— Extrait du texte —
Députés : plus belle la vie !
Article extrait du dossier « Profession politicien », Enquêtes du contribuable n°1, octobre-novembre 2013. Toujours disponible.
Quand l’avion remplace la roulotte : les parlementaires, ces gens du voyage.
En février 2012, l’ex-ministre des Transports et député UMP de l’Essonne Nathalie Kosciusko-Morizet, estimait le prix d’un ticket de métro à 4 euros, au lieu d’1,70 euros, et s’excusait ainsi de son erreur : « Mea culpa, ça fait bien longtemps que je n’ai pas acheté un ticket ». Et pour cause : les parlementaires français disposent de « facilités de circulation », selon l’expression utilisée dans les dispositions du Parlement, qui leur permettent de voyager gratuitement et sans avoir jamais connaissance du coût réel de leurs trajets.

— Relevés de mise en page —
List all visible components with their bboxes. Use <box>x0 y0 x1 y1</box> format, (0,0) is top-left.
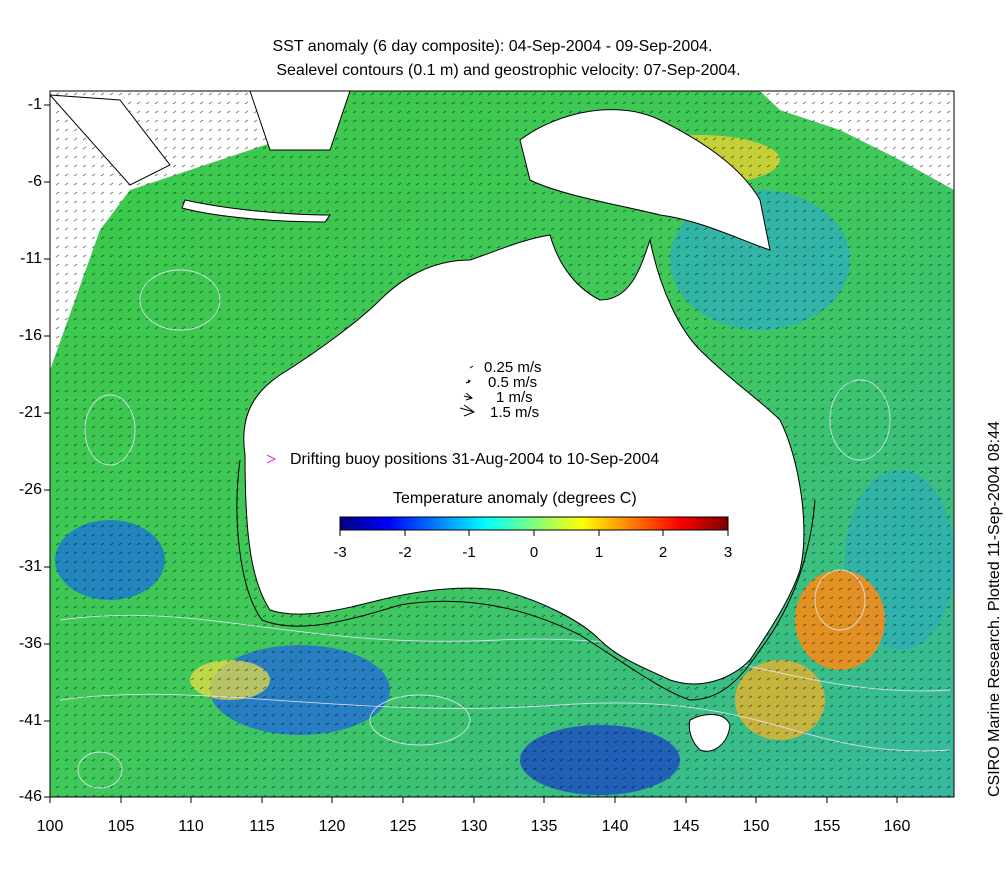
velocity-legend-label: 1 m/s <box>496 389 533 406</box>
y-tick-label: -36 <box>18 635 42 652</box>
x-tick-label: 130 <box>460 818 488 835</box>
x-tick-marks <box>49 797 898 803</box>
velocity-legend-arrows <box>459 365 476 417</box>
land-sumatra <box>50 94 171 186</box>
y-tick-label: -6 <box>27 173 42 190</box>
x-tick-label: 105 <box>107 818 135 835</box>
land-tasmania <box>688 714 731 752</box>
x-tick-label: 115 <box>249 818 275 835</box>
colorbar-tick-label: 2 <box>658 544 668 561</box>
chart-title: SST anomaly (6 day composite): 04-Sep-20… <box>272 38 713 55</box>
land-java <box>181 199 331 223</box>
y-tick-label: -11 <box>20 250 42 267</box>
y-tick-label: -16 <box>18 327 42 344</box>
y-tick-label: -31 <box>18 558 42 575</box>
chart-subtitle: Sealevel contours (0.1 m) and geostrophi… <box>276 62 741 79</box>
colorbar <box>339 516 729 531</box>
x-tick-label: 100 <box>36 818 64 835</box>
y-tick-label: -21 <box>18 404 42 421</box>
x-tick-label: 160 <box>883 818 911 835</box>
velocity-legend-label: 0.25 m/s <box>484 359 542 376</box>
colorbar-title: Temperature anomaly (degrees C) <box>393 490 637 507</box>
y-tick-label: -26 <box>18 481 42 498</box>
y-tick-marks <box>44 104 50 798</box>
x-tick-label: 150 <box>742 818 770 835</box>
land-borneo <box>249 91 351 151</box>
credit-text: CSIRO Marine Research. Plotted 11-Sep-20… <box>986 421 1003 797</box>
x-tick-label: 110 <box>178 818 204 835</box>
x-tick-label: 155 <box>813 818 841 835</box>
colorbar-tick-marks <box>339 530 729 536</box>
y-tick-label: -46 <box>18 788 42 805</box>
colorbar-tick-label: -2 <box>398 544 412 561</box>
x-tick-label: 120 <box>318 818 346 835</box>
velocity-legend-label: 1.5 m/s <box>490 404 540 421</box>
sealevel-contours <box>59 269 951 789</box>
x-tick-label: 140 <box>601 818 629 835</box>
colorbar-tick-label: 1 <box>594 544 604 561</box>
colorbar-tick-label: 3 <box>723 544 733 561</box>
land-new-guinea <box>519 109 771 251</box>
land-australia <box>243 234 805 685</box>
y-tick-label: -1 <box>27 96 42 113</box>
colorbar-tick-label: -1 <box>462 544 476 561</box>
x-tick-label: 125 <box>389 818 417 835</box>
buoy-marker-icon <box>266 454 277 464</box>
plot-frame <box>49 90 955 798</box>
x-tick-label: 135 <box>530 818 558 835</box>
shelf-contour <box>236 459 816 701</box>
velocity-legend-label: 0.5 m/s <box>488 374 538 391</box>
x-tick-label: 145 <box>672 818 700 835</box>
y-tick-label: -41 <box>18 712 42 729</box>
colorbar-tick-label: 0 <box>529 544 539 561</box>
buoy-legend-label: Drifting buoy positions 31-Aug-2004 to 1… <box>290 451 660 468</box>
colorbar-tick-label: -3 <box>333 544 347 561</box>
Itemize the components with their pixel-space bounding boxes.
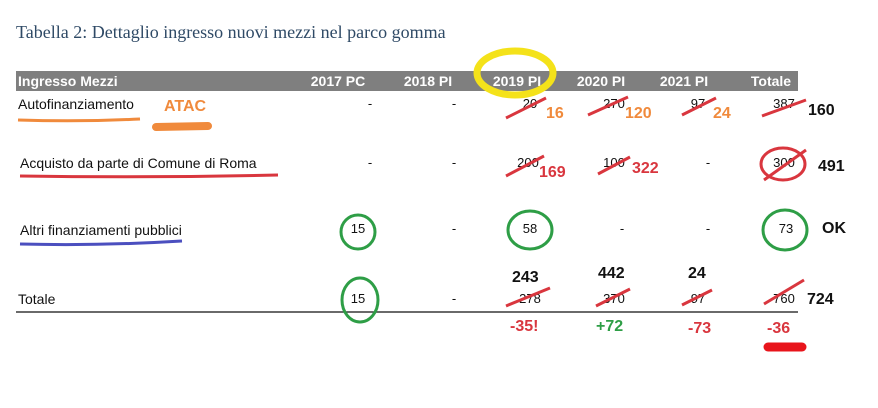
cell-totale-2017: 15: [350, 291, 366, 306]
strike-totale-2020: [595, 287, 631, 308]
annotation-diff-2020: +72: [596, 318, 624, 335]
cell-totale-2018: -: [451, 291, 457, 306]
strike-comune-2019: [505, 154, 545, 178]
cell-comune-2018: -: [451, 155, 457, 170]
header-ingresso-mezzi: Ingresso Mezzi: [18, 73, 118, 89]
cell-comune-2021: -: [705, 155, 711, 170]
circle-altri-2017: [339, 213, 377, 251]
annotation-diff-total: -36: [767, 320, 791, 337]
cell-autofin-2017: -: [367, 96, 373, 111]
underline-altri: [19, 239, 183, 247]
cell-comune-2017: -: [367, 155, 373, 170]
annotation-autofin-2021: 24: [713, 105, 731, 122]
annotation-altri-ok: OK: [822, 220, 846, 237]
row-label-autofinanziamento: Autofinanziamento: [18, 96, 134, 112]
annotation-comune-2019: 169: [539, 164, 566, 181]
circle-totale-2017: [340, 276, 380, 324]
header-totale: Totale: [750, 73, 792, 89]
annotation-comune-2020: 322: [632, 160, 659, 177]
annotation-atac: ATAC: [164, 98, 207, 115]
circle-comune-total: [759, 146, 807, 182]
annotation-autofin-2019: 16: [546, 105, 564, 122]
annotation-totale-2021-new: 24: [688, 265, 706, 282]
circle-altri-2019: [506, 209, 554, 251]
highlight-2019-circle: [473, 47, 557, 99]
annotation-totale-total-new: 724: [807, 291, 834, 308]
strike-comune-total: [763, 148, 807, 182]
strike-totale-total: [763, 278, 805, 306]
annotation-diff-2021: -73: [688, 320, 712, 337]
annotation-autofin-2020: 120: [625, 105, 652, 122]
row-label-altri-finanziamenti: Altri finanziamenti pubblici: [20, 222, 182, 238]
cell-comune-2020: 100: [603, 155, 625, 170]
cell-altri-2019: 58: [522, 221, 538, 236]
strike-autofin-2019: [505, 96, 547, 120]
annotation-totale-2019-new: 243: [512, 269, 539, 286]
cell-altri-2021: -: [705, 221, 711, 236]
cell-comune-total: 300: [773, 155, 795, 170]
circle-altri-total: [761, 208, 809, 252]
header-2017: 2017 PC: [310, 73, 366, 89]
cell-altri-2017: 15: [350, 221, 366, 236]
header-2021: 2021 PI: [659, 73, 709, 89]
strike-comune-2020: [597, 155, 631, 176]
underline-comune: [19, 173, 279, 179]
strike-autofin-total: [761, 98, 807, 118]
strike-totale-2019: [505, 286, 551, 308]
strike-autofin-2020: [587, 95, 629, 117]
header-2018: 2018 PI: [403, 73, 453, 89]
strike-autofin-2021: [681, 96, 717, 117]
underline-atac: [152, 122, 212, 131]
table-caption: Tabella 2: Dettaglio ingresso nuovi mezz…: [16, 22, 446, 42]
cell-altri-2018: -: [451, 221, 457, 236]
row-label-totale: Totale: [18, 291, 56, 307]
header-2020: 2020 PI: [576, 73, 626, 89]
header-2019: 2019 PI: [492, 73, 542, 89]
cell-altri-2020: -: [619, 221, 625, 236]
cell-autofin-2018: -: [451, 96, 457, 111]
cell-altri-total: 73: [778, 221, 794, 236]
annotation-diff-2019: -35!: [510, 318, 539, 335]
annotation-autofin-total: 160: [808, 102, 835, 119]
row-label-comune-roma: Acquisto da parte di Comune di Roma: [20, 155, 257, 171]
table-header-bar: [16, 71, 798, 91]
underline-autofinanziamento: [17, 117, 141, 123]
annotation-comune-total: 491: [818, 158, 845, 175]
strike-totale-2021: [681, 288, 713, 307]
annotation-totale-2020-new: 442: [598, 265, 625, 282]
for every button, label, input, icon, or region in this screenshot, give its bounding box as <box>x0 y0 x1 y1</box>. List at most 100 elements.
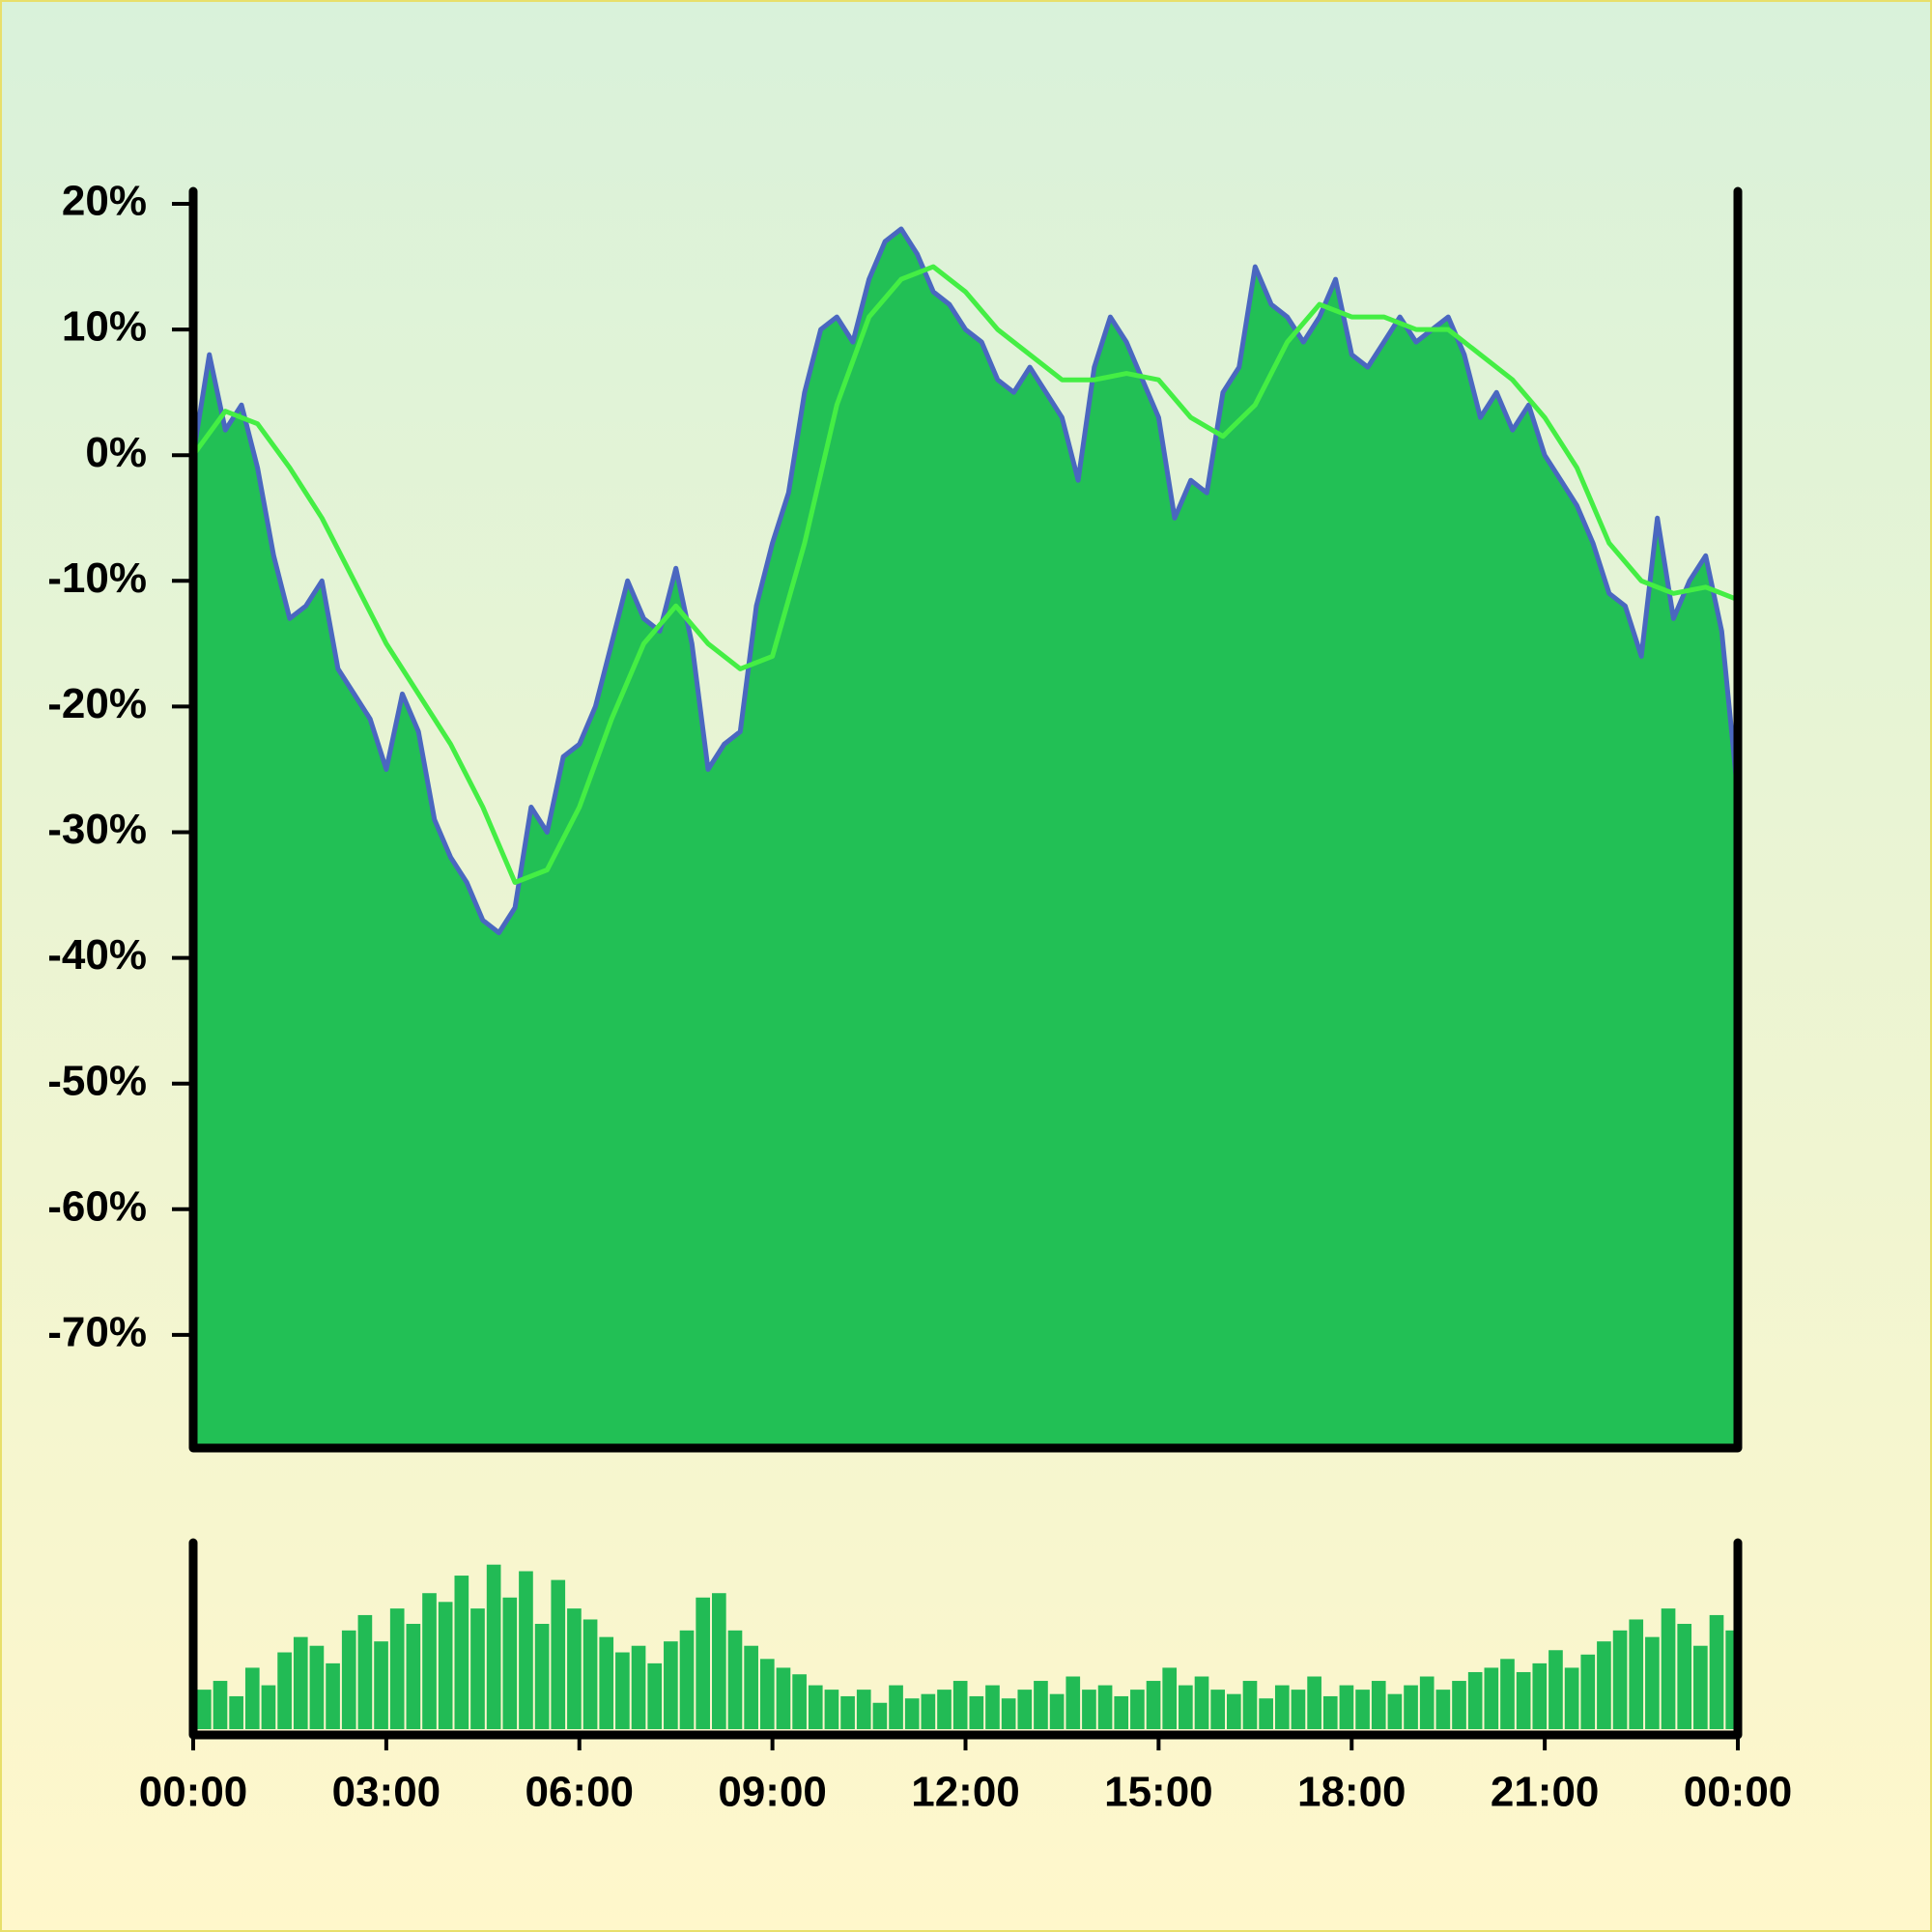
average-line <box>190 264 1739 885</box>
volume-bar <box>808 1685 823 1729</box>
y-tick-label: 0% <box>85 429 147 476</box>
volume-bar <box>551 1579 566 1729</box>
volume-bar <box>872 1702 888 1729</box>
price-line <box>190 226 1741 936</box>
area-fill <box>193 229 1738 1448</box>
volume-bar <box>889 1685 903 1729</box>
volume-bar <box>1227 1693 1241 1729</box>
volume-bar <box>1387 1693 1403 1729</box>
volume-bar <box>647 1662 663 1729</box>
volume-bar <box>1114 1695 1129 1729</box>
volume-bar <box>1532 1662 1548 1729</box>
volume-bar <box>1001 1698 1016 1729</box>
volume-bar <box>1629 1619 1644 1729</box>
volume-bar <box>229 1695 243 1729</box>
axis-frame <box>188 1538 1743 1740</box>
volume-bar <box>937 1690 952 1729</box>
volume-bar <box>1435 1690 1451 1729</box>
x-tick-label: 06:00 <box>525 1769 634 1816</box>
x-tick-label: 15:00 <box>1104 1769 1213 1816</box>
y-tick-label: -30% <box>47 806 147 853</box>
volume-bar <box>326 1662 340 1729</box>
volume-bar <box>969 1695 984 1729</box>
volume-bar <box>679 1630 695 1729</box>
volume-bar <box>197 1690 212 1729</box>
volume-bar <box>1065 1676 1081 1729</box>
volume-bar <box>406 1624 421 1729</box>
volume-bar <box>1548 1650 1563 1729</box>
y-tick-label: -50% <box>47 1057 147 1104</box>
volume-bar <box>1500 1659 1515 1729</box>
volume-bar <box>1677 1624 1692 1729</box>
x-tick-label: 00:00 <box>1684 1769 1793 1816</box>
volume-bar <box>824 1690 839 1729</box>
volume-bar <box>341 1630 356 1729</box>
volume-bar <box>1259 1698 1273 1729</box>
volume-bar <box>389 1608 405 1729</box>
volume-bar <box>309 1645 325 1729</box>
volume-bar <box>486 1564 501 1729</box>
volume-bar <box>374 1641 388 1729</box>
y-tick-label: -60% <box>47 1182 147 1230</box>
volume-bar <box>1355 1690 1370 1729</box>
volume-bar <box>696 1597 710 1729</box>
volume-bar <box>1580 1654 1596 1729</box>
volume-bar <box>776 1667 791 1729</box>
volume-bar <box>582 1619 598 1729</box>
volume-bar <box>744 1645 758 1729</box>
y-tick-label: -70% <box>47 1309 147 1356</box>
x-tick-label: 18:00 <box>1297 1769 1406 1816</box>
volume-bar <box>952 1681 968 1729</box>
volume-bar <box>1097 1685 1113 1729</box>
y-tick-label: -10% <box>47 554 147 602</box>
volume-bar <box>664 1641 678 1729</box>
volume-bar <box>1564 1667 1579 1729</box>
volume-bar <box>712 1593 726 1729</box>
volume-bar <box>1274 1685 1290 1729</box>
volume-bar <box>792 1674 807 1729</box>
volume-bar <box>1452 1681 1466 1729</box>
y-tick-label: 20% <box>62 178 147 225</box>
volume-bar <box>277 1652 292 1729</box>
volume-bar <box>1339 1685 1354 1729</box>
volume-bar <box>599 1636 614 1729</box>
volume-bar <box>1645 1636 1660 1729</box>
volume-bar <box>422 1593 437 1729</box>
volume-bar <box>357 1614 373 1729</box>
volume-bar <box>438 1602 453 1729</box>
volume-bar <box>519 1571 533 1729</box>
y-tick-label: 10% <box>62 303 147 351</box>
volume-bar <box>1322 1695 1338 1729</box>
volume-bar <box>1709 1614 1724 1729</box>
volume-bar <box>1017 1690 1033 1729</box>
volume-bar <box>567 1608 582 1729</box>
y-tick-label: -20% <box>47 680 147 727</box>
y-tick-label: -40% <box>47 931 147 979</box>
volume-bar <box>213 1681 228 1729</box>
volume-bar <box>1661 1608 1676 1729</box>
plot-layer: 20% 10% 0% -10% -20% -30% -40% -50% -60% -70% 00:0… <box>47 178 1792 1816</box>
volume-bar <box>1082 1690 1096 1729</box>
volume-bar <box>1130 1690 1145 1729</box>
volume-bar <box>631 1645 646 1729</box>
volume-bar <box>534 1624 550 1729</box>
volume-bar <box>1049 1693 1065 1729</box>
volume-bar <box>904 1698 920 1729</box>
volume-bar <box>1242 1681 1258 1729</box>
volume-bar <box>1516 1671 1531 1729</box>
volume-bar <box>244 1667 260 1729</box>
volume-bar <box>615 1652 630 1729</box>
volume-bar <box>1194 1676 1209 1729</box>
volume-bar <box>840 1695 855 1729</box>
volume-bar <box>1467 1671 1483 1729</box>
volume-bar <box>1034 1681 1048 1729</box>
volume-bar <box>727 1630 743 1729</box>
volume-bar <box>1146 1681 1161 1729</box>
volume-bar <box>1210 1690 1225 1729</box>
volume-bar <box>293 1636 308 1729</box>
volume-bar <box>1597 1641 1611 1729</box>
volume-bar <box>1179 1685 1193 1729</box>
x-tick-label: 12:00 <box>911 1769 1020 1816</box>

— Consignes —
1. Dans l'extrait sur les députés, recopiez tout le passage allant de « En février 2012, l’ex-ministre » jusqu'à « de leurs trajets. », en remplaçant « métro » par « RER ».
2. Reproduisez à l'identique les lignes des entrées, depuis celle qui contient « cell-totale-2017: 15: [350, 291, 366, 306] » jusqu'à celle qui contient « header-ingresso-mezzi: Ingresso Mezzi: [18, 73, 118, 89] », ces deux lignes comprises.

— Corrigés —
1.
En février 2012, l’ex-ministre des Transports et député UMP de l’Essonne Nathalie Kosciusko-Morizet, estimait le prix d’un ticket de RER à 4 euros, au lieu d’1,70 euros, et s’excusait ainsi de son erreur : « Mea culpa, ça fait bien longtemps que je n’ai pas acheté un ticket ». Et pour cause : les parlementaires français disposent de « facilités de circulation », selon l’expression utilisée dans les dispositions du Parlement, qui leur permettent de voyager gratuitement et sans avoir jamais connaissance du coût réel de leurs trajets.

2.
cell-totale-2017: 15: [350, 291, 366, 306]
strike-totale-2020: [595, 287, 631, 308]
annotation-diff-2020: +72: [596, 318, 624, 335]
cell-totale-2018: -: [451, 291, 457, 306]
strike-comune-2019: [505, 154, 545, 178]
cell-comune-2018: -: [451, 155, 457, 170]
header-ingresso-mezzi: Ingresso Mezzi: [18, 73, 118, 89]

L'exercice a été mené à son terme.